### Supplied information
begin

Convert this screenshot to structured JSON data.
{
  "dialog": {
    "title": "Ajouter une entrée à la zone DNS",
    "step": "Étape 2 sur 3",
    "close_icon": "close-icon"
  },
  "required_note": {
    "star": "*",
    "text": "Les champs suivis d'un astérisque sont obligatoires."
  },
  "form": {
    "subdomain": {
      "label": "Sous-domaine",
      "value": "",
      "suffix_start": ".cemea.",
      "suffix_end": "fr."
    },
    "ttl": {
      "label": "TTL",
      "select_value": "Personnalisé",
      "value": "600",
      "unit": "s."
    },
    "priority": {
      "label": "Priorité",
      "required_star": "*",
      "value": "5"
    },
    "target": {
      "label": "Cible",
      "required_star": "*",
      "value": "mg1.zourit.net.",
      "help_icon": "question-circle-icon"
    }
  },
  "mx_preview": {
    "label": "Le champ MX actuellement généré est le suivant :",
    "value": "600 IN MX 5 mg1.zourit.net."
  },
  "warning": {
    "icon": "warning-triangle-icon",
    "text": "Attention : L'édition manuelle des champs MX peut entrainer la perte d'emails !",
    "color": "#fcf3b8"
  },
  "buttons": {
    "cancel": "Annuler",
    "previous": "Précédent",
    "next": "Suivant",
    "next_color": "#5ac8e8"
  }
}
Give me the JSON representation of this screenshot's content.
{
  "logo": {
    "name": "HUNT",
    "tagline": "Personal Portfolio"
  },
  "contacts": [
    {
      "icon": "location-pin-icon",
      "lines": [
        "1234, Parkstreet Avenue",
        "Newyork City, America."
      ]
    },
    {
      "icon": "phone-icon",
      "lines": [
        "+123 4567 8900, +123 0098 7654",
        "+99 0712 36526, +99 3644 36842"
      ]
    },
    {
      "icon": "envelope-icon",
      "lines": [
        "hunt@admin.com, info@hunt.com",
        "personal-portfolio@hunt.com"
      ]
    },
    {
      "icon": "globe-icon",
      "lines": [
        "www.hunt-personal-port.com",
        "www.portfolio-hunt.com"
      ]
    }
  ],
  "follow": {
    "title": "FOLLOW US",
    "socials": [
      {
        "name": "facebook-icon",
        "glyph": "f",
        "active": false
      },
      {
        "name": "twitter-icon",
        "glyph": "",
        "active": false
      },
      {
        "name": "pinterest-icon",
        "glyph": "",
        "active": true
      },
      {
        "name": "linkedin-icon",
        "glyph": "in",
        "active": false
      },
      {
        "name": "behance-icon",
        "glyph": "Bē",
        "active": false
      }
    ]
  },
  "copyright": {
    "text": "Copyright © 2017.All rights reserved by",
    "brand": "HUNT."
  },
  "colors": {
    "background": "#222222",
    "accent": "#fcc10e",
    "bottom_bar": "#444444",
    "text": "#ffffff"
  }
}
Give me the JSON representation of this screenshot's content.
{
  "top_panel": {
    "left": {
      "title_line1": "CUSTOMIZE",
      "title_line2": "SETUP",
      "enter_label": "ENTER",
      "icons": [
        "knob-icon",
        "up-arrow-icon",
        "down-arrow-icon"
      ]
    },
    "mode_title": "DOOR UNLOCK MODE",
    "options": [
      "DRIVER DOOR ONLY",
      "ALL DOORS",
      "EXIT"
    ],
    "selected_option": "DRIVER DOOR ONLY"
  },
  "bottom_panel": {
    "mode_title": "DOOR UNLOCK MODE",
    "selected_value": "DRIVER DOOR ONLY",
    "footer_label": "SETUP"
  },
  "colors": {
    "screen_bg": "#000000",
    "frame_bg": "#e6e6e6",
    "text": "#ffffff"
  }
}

end

### Requirement
Here, the records must be output exactly and in full.

### Complete answer
Convert this screenshot to structured JSON data.
{
  "dialog": {
    "title": "Ajouter une entrée à la zone DNS",
    "step": "Étape 2 sur 3",
    "close_icon": "close-icon"
  },
  "required_note": {
    "star": "*",
    "text": "Les champs suivis d'un astérisque sont obligatoires."
  },
  "form": {
    "subdomain": {
      "label": "Sous-domaine",
      "value": "",
      "suffix_start": ".cemea.",
      "suffix_end": "fr."
    },
    "ttl": {
      "label": "TTL",
      "select_value": "Personnalisé",
      "value": "600",
      "unit": "s."
    },
    "priority": {
      "label": "Priorité",
      "required_star": "*",
      "value": "5"
    },
    "target": {
      "label": "Cible",
      "required_star": "*",
      "value": "mg1.zourit.net.",
      "help_icon": "question-circle-icon"
    }
  },
  "mx_preview": {
    "label": "Le champ MX actuellement généré est le suivant :",
    "value": "600 IN MX 5 mg1.zourit.net."
  },
  "warning": {
    "icon": "warning-triangle-icon",
    "text": "Attention : L'édition manuelle des champs MX peut entrainer la perte d'emails !",
    "color": "#fcf3b8"
  },
  "buttons": {
    "cancel": "Annuler",
    "previous": "Précédent",
    "next": "Suivant",
    "next_color": "#5ac8e8"
  }
}
Give me the JSON representation of this screenshot's content.
{
  "logo": {
    "name": "HUNT",
    "tagline": "Personal Portfolio"
  },
  "contacts": [
    {
      "icon": "location-pin-icon",
      "lines": [
        "1234, Parkstreet Avenue",
        "Newyork City, America."
      ]
    },
    {
      "icon": "phone-icon",
      "lines": [
        "+123 4567 8900, +123 0098 7654",
        "+99 0712 36526, +99 3644 36842"
      ]
    },
    {
      "icon": "envelope-icon",
      "lines": [
        "hunt@admin.com, info@hunt.com",
        "personal-portfolio@hunt.com"
      ]
    },
    {
      "icon": "globe-icon",
      "lines": [
        "www.hunt-personal-port.com",
        "www.portfolio-hunt.com"
      ]
    }
  ],
  "follow": {
    "title": "FOLLOW US",
    "socials": [
      {
        "name": "facebook-icon",
        "glyph": "f",
        "active": false
      },
      {
        "name": "twitter-icon",
        "glyph": "",
        "active": false
      },
      {
        "name": "pinterest-icon",
        "glyph": "",
        "active": true
      },
      {
        "name": "linkedin-icon",
        "glyph": "in",
        "active": false
      },
      {
        "name": "behance-icon",
        "glyph": "Bē",
        "active": false
      }
    ]
  },
  "copyright": {
    "text": "Copyright © 2017.All rights reserved by",
    "brand": "HUNT."
  },
  "colors": {
    "background": "#222222",
    "accent": "#fcc10e",
    "bottom_bar": "#444444",
    "text": "#ffffff"
  }
}
Give me the JSON representation of this screenshot's content.
{
  "top_panel": {
    "left": {
      "title_line1": "CUSTOMIZE",
      "title_line2": "SETUP",
      "enter_label": "ENTER",
      "icons": [
        "knob-icon",
        "up-arrow-icon",
        "down-arrow-icon"
      ]
    },
    "mode_title": "DOOR UNLOCK MODE",
    "options": [
      "DRIVER DOOR ONLY",
      "ALL DOORS",
      "EXIT"
    ],
    "selected_option": "DRIVER DOOR ONLY"
  },
  "bottom_panel": {
    "mode_title": "DOOR UNLOCK MODE",
    "selected_value": "DRIVER DOOR ONLY",
    "footer_label": "SETUP"
  },
  "colors": {
    "screen_bg": "#000000",
    "frame_bg": "#e6e6e6",
    "text": "#ffffff"
  }
}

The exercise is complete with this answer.